◆ What the exercise asks
From the records below, copy every line that contains the word "this".

[Start]

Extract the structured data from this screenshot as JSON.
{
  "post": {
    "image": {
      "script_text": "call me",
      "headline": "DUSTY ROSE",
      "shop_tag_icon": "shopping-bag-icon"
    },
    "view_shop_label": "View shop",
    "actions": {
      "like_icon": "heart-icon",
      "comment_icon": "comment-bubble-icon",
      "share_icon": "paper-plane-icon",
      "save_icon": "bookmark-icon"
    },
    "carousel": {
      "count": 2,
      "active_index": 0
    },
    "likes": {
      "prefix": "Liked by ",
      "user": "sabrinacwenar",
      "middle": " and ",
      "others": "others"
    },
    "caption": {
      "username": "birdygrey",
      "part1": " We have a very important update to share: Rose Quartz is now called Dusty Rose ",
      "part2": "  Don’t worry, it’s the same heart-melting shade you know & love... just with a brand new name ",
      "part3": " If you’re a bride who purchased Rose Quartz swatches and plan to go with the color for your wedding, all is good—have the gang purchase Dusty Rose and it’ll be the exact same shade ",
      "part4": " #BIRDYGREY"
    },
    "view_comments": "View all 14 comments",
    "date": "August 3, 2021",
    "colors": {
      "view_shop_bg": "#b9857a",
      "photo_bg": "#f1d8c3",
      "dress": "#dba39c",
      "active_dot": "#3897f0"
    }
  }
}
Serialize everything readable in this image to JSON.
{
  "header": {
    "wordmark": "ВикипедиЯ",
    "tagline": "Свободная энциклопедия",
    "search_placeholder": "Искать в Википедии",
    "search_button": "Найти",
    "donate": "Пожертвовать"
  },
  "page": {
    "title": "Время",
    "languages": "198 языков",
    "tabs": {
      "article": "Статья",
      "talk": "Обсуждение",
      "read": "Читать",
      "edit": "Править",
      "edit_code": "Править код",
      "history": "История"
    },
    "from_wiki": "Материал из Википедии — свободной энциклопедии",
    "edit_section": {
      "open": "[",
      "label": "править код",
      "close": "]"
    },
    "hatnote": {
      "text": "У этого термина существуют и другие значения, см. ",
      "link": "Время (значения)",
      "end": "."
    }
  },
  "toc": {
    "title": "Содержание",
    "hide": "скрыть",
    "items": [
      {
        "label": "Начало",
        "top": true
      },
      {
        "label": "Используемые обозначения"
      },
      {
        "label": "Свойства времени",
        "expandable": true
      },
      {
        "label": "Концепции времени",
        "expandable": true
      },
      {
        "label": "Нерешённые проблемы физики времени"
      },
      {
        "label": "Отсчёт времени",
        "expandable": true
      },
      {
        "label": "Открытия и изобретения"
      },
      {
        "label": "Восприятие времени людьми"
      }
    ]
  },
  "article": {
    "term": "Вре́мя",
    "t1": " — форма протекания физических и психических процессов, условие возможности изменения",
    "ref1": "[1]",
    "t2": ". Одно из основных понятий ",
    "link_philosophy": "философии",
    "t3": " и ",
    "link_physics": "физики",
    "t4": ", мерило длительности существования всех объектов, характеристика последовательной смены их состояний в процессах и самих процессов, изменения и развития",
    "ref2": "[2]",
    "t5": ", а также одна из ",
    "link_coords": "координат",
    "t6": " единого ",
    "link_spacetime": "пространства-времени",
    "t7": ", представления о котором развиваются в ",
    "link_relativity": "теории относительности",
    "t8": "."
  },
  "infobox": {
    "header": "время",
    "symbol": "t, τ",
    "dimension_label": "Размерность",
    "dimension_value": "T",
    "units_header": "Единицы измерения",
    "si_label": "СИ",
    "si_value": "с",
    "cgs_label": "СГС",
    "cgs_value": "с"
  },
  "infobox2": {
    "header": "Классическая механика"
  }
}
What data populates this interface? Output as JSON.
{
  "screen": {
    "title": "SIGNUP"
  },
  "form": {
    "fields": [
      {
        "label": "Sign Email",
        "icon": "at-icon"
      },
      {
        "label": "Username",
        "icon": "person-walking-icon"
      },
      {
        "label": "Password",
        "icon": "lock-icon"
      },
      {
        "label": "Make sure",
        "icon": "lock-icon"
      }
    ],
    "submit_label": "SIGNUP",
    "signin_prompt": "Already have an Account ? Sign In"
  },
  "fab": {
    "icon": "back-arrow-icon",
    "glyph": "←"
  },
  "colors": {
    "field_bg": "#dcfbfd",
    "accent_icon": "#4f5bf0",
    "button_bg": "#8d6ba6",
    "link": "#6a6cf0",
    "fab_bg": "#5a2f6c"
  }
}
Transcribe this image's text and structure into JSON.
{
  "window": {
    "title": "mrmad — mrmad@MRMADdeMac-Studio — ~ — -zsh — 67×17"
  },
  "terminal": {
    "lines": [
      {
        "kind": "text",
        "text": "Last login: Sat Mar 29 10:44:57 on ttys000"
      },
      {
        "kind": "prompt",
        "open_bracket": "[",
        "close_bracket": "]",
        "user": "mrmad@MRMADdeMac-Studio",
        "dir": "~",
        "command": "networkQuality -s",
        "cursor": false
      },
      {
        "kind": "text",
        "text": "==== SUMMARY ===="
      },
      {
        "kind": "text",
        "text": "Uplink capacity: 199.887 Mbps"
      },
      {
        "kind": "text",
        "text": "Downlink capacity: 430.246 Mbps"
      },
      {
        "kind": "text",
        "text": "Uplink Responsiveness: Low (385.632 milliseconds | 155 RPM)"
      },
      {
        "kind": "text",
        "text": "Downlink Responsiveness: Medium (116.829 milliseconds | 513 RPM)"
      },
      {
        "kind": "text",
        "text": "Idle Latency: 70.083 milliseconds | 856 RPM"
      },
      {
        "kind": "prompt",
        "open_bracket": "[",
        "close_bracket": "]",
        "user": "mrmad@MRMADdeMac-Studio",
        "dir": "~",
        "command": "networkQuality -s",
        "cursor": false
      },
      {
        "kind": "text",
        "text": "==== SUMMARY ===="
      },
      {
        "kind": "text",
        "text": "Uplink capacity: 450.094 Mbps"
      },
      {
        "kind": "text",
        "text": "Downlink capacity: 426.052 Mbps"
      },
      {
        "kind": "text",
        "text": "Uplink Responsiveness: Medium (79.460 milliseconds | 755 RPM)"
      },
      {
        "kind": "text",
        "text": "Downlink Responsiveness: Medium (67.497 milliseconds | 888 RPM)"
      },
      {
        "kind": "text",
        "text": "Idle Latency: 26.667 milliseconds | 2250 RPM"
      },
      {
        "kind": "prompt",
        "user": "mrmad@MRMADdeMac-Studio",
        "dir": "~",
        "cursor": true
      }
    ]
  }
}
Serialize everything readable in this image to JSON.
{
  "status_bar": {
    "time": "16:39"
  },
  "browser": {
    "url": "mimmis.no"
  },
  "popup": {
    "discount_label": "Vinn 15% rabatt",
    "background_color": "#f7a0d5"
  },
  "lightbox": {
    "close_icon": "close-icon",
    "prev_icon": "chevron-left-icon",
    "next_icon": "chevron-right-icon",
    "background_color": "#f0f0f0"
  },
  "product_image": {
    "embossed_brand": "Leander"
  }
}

[End]

◆ Exercise output
Extract the structured data from this screenshot as JSON.
Serialize everything readable in this image to JSON.
What data populates this interface? Output as JSON.
Transcribe this image's text and structure into JSON.
Serialize everything readable in this image to JSON.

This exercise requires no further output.